Starting at the first item and going on through the line containing "data-point [140, 403, 147, 410]", give these lines as a Markdown table with the columns Row and Line. Number each line in Row, put its text in Line, and leave out any blank lines.

--------------------------------

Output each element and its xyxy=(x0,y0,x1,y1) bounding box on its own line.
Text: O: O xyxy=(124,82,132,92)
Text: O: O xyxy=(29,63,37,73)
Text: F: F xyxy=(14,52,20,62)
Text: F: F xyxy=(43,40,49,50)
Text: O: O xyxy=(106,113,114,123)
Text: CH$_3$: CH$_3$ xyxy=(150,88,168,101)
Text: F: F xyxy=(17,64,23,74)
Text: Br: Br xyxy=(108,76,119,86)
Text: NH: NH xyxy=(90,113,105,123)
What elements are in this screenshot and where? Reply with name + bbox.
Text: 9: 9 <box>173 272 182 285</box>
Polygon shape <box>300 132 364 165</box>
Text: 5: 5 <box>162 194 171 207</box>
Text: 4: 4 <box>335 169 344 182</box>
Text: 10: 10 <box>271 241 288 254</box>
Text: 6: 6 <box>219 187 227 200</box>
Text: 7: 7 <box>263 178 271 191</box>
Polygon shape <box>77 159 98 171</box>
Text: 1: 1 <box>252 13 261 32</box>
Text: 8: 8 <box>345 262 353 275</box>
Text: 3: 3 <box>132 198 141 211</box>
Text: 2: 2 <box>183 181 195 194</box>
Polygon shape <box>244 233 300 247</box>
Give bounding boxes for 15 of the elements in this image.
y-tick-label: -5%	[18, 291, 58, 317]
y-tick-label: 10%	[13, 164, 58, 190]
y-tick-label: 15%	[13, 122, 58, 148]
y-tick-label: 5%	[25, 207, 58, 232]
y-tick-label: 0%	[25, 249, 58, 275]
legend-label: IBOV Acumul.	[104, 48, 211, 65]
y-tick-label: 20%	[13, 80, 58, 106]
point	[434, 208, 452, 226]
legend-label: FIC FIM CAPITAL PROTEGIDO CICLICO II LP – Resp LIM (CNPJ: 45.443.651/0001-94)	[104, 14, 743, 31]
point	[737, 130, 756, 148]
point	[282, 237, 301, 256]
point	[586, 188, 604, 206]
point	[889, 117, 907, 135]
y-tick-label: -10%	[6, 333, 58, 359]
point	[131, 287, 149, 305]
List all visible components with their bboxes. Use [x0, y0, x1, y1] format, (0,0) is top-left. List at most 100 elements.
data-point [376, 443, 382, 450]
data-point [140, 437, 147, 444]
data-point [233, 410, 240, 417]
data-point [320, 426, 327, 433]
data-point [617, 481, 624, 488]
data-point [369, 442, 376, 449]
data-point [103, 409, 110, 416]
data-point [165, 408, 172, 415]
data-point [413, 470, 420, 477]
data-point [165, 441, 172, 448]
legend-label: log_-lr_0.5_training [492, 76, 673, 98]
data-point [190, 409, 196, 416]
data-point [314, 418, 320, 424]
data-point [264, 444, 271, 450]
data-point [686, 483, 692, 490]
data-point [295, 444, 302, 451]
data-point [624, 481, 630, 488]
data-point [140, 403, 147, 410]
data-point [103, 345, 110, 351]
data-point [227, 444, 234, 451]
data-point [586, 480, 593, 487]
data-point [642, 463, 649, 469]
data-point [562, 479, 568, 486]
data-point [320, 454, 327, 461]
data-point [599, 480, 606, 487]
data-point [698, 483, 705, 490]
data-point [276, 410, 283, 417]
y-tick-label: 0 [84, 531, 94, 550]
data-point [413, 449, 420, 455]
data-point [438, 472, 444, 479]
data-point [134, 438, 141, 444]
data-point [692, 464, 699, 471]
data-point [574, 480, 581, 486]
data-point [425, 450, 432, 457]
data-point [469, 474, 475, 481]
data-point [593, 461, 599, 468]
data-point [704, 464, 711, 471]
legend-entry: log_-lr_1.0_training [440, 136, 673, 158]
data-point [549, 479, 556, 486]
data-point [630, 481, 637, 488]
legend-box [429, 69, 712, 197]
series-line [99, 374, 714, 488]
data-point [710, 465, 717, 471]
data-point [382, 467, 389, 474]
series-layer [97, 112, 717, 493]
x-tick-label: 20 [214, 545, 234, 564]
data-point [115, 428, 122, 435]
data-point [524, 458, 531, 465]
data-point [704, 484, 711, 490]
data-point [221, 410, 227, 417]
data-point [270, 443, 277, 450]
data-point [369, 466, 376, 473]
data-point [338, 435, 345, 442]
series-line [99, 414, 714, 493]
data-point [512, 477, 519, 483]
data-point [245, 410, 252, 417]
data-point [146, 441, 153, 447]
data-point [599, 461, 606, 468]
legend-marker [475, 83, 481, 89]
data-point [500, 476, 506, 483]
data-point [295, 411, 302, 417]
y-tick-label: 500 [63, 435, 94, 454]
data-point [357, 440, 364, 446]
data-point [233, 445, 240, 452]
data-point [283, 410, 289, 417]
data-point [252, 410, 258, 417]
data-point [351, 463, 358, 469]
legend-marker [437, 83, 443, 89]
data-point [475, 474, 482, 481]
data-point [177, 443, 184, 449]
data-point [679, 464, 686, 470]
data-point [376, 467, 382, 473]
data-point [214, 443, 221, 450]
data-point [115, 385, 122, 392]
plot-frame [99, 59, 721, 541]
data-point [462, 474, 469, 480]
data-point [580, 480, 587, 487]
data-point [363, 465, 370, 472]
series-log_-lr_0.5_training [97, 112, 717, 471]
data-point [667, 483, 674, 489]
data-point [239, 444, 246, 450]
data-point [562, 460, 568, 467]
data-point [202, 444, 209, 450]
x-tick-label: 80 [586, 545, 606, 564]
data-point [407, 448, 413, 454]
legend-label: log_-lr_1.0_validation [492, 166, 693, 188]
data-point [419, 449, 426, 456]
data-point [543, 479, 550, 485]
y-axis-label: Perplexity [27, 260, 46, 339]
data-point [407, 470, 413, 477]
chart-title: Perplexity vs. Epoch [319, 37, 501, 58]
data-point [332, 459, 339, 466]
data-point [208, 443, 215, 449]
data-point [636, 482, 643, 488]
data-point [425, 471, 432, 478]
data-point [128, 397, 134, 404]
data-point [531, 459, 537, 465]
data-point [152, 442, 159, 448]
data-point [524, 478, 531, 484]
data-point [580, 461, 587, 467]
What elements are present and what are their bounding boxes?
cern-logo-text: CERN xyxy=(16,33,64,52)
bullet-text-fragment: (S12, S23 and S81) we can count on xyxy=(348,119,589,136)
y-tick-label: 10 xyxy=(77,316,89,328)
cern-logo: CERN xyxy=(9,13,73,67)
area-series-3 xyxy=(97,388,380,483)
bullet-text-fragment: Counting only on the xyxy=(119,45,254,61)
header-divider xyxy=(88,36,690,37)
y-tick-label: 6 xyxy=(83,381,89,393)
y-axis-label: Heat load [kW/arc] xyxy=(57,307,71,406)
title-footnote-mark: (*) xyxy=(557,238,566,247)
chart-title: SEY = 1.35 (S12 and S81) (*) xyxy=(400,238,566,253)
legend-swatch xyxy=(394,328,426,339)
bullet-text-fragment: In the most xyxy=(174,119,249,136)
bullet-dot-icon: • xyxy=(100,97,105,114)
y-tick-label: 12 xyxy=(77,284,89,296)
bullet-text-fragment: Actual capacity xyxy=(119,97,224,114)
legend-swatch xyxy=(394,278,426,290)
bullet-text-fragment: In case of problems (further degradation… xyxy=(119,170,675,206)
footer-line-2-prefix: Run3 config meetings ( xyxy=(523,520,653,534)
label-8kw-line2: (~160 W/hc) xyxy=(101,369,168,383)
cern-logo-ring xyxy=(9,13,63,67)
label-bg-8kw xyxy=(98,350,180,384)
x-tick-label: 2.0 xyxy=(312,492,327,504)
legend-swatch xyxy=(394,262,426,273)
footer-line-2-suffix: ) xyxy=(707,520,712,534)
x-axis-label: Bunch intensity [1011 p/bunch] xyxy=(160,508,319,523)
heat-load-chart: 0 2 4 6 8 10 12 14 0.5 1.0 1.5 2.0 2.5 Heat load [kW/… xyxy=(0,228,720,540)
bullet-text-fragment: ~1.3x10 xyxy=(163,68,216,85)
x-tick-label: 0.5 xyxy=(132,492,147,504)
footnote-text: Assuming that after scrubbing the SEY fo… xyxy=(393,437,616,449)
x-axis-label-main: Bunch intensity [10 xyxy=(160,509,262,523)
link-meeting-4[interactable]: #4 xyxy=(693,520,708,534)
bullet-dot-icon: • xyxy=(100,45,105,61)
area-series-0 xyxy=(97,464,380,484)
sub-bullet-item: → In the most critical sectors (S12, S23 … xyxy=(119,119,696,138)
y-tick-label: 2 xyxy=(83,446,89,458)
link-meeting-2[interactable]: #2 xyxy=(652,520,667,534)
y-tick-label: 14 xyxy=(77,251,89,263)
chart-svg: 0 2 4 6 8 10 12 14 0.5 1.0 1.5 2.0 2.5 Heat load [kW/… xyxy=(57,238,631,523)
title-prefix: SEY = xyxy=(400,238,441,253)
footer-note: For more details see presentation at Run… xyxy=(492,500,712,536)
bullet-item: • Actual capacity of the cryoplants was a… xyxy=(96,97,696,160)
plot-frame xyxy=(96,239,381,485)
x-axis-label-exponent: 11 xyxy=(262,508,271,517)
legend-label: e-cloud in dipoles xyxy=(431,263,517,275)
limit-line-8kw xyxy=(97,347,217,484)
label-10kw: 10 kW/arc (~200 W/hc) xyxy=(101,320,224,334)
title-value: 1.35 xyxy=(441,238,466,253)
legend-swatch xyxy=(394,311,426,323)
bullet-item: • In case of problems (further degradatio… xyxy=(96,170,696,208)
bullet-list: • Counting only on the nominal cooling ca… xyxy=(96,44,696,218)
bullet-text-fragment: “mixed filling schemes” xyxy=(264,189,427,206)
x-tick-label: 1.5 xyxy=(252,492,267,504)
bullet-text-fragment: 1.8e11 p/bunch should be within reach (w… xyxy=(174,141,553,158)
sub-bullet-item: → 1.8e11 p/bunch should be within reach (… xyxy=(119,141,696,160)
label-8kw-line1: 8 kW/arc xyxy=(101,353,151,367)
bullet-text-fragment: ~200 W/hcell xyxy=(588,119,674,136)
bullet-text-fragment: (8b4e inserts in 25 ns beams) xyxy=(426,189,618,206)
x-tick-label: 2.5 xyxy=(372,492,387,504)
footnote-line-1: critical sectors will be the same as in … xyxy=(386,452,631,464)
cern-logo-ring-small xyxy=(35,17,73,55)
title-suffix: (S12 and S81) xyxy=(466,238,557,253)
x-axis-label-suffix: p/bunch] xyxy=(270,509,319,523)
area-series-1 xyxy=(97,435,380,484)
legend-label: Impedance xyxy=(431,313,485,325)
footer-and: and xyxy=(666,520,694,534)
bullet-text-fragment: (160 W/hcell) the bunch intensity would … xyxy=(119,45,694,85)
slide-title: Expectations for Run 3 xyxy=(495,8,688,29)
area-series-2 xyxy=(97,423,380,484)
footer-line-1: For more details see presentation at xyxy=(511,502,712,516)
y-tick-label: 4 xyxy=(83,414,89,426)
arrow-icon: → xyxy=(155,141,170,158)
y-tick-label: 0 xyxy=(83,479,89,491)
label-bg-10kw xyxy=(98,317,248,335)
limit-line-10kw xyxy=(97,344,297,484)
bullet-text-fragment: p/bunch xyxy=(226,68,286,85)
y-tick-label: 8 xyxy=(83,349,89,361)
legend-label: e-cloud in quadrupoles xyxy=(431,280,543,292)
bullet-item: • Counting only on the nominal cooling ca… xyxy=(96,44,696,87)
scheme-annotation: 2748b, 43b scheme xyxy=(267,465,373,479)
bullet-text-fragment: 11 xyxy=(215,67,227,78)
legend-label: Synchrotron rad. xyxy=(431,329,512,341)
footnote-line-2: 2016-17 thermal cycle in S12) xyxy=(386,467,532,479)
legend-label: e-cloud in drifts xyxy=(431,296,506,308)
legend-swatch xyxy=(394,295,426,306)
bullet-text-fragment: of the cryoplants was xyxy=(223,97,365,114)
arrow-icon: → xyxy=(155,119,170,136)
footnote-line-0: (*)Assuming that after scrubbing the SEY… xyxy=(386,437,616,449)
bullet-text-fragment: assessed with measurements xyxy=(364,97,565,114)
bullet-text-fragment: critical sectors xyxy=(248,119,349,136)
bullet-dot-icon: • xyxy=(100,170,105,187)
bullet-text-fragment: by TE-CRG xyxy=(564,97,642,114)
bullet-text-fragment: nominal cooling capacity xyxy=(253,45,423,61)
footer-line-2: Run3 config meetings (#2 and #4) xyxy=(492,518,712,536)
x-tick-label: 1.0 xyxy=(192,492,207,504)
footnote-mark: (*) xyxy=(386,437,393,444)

--------------------------------

OUTPUT:
| Row | Line |
|---|---|
| 1 | Output each element and its xyxy=(x0,y0,x1,y1) bounding box on its own line. |
| 2 | Text: O: O xyxy=(124,82,132,92) |
| 3 | Text: O: O xyxy=(29,63,37,73) |
| 4 | Text: F: F xyxy=(14,52,20,62) |
| 5 | Text: F: F xyxy=(43,40,49,50) |
| 6 | Text: O: O xyxy=(106,113,114,123) |
| 7 | Text: CH$_3$: CH$_3$ xyxy=(150,88,168,101) |
| 8 | Text: F: F xyxy=(17,64,23,74) |
| 9 | Text: Br: Br xyxy=(108,76,119,86) |
| 10 | Text: NH: NH xyxy=(90,113,105,123) |
| 11 | What elements are in this screenshot and where? Reply with name + bbox. |
| 12 | Text: 9: 9 <box>173 272 182 285</box> |
| 13 | Polygon shape <box>300 132 364 165</box> |
| 14 | Text: 5: 5 <box>162 194 171 207</box> |
| 15 | Text: 4: 4 <box>335 169 344 182</box> |
| 16 | Text: 10: 10 <box>271 241 288 254</box> |
| 17 | Text: 6: 6 <box>219 187 227 200</box> |
| 18 | Text: 7: 7 <box>263 178 271 191</box> |
| 19 | Polygon shape <box>77 159 98 171</box> |
| 20 | Text: 1: 1 <box>252 13 261 32</box> |
| 21 | Text: 8: 8 <box>345 262 353 275</box> |
| 22 | Text: 3: 3 <box>132 198 141 211</box> |
| 23 | Text: 2: 2 <box>183 181 195 194</box> |
| 24 | Polygon shape <box>244 233 300 247</box> |
| 25 | Give bounding boxes for 15 of the elements in this image. |
| 26 | y-tick-label: -5%	[18, 291, 58, 317] |
| 27 | y-tick-label: 10%	[13, 164, 58, 190] |
| 28 | y-tick-label: 15%	[13, 122, 58, 148] |
| 29 | y-tick-label: 5%	[25, 207, 58, 232] |
| 30 | y-tick-label: 0%	[25, 249, 58, 275] |
| 31 | legend-label: IBOV Acumul.	[104, 48, 211, 65] |
| 32 | y-tick-label: 20%	[13, 80, 58, 106] |
| 33 | point	[434, 208, 452, 226] |
| 34 | legend-label: FIC FIM CAPITAL PROTEGIDO CICLICO II LP – Resp LIM (CNPJ: 45.443.651/0001-94)	[104, 14, 743, 31] |
| 35 | point	[737, 130, 756, 148] |
| 36 | point	[282, 237, 301, 256] |
| 37 | point	[586, 188, 604, 206] |
| 38 | point	[889, 117, 907, 135] |
| 39 | y-tick-label: -10%	[6, 333, 58, 359] |
| 40 | point	[131, 287, 149, 305] |
| 41 | List all visible components with their bboxes. Use [x0, y0, x1, y1] format, (0,0) is top-left. List at most 100 elements. |
| 42 | data-point [376, 443, 382, 450] |
| 43 | data-point [140, 437, 147, 444] |
| 44 | data-point [233, 410, 240, 417] |
| 45 | data-point [320, 426, 327, 433] |
| 46 | data-point [617, 481, 624, 488] |
| 47 | data-point [369, 442, 376, 449] |
| 48 | data-point [103, 409, 110, 416] |
| 49 | data-point [165, 408, 172, 415] |
| 50 | data-point [413, 470, 420, 477] |
| 51 | data-point [165, 441, 172, 448] |
| 52 | legend-label: log_-lr_0.5_training [492, 76, 673, 98] |
| 53 | data-point [190, 409, 196, 416] |
| 54 | data-point [314, 418, 320, 424] |
| 55 | data-point [264, 444, 271, 450] |
| 56 | data-point [686, 483, 692, 490] |
| 57 | data-point [295, 444, 302, 451] |
| 58 | data-point [624, 481, 630, 488] |
| 59 | data-point [140, 403, 147, 410] |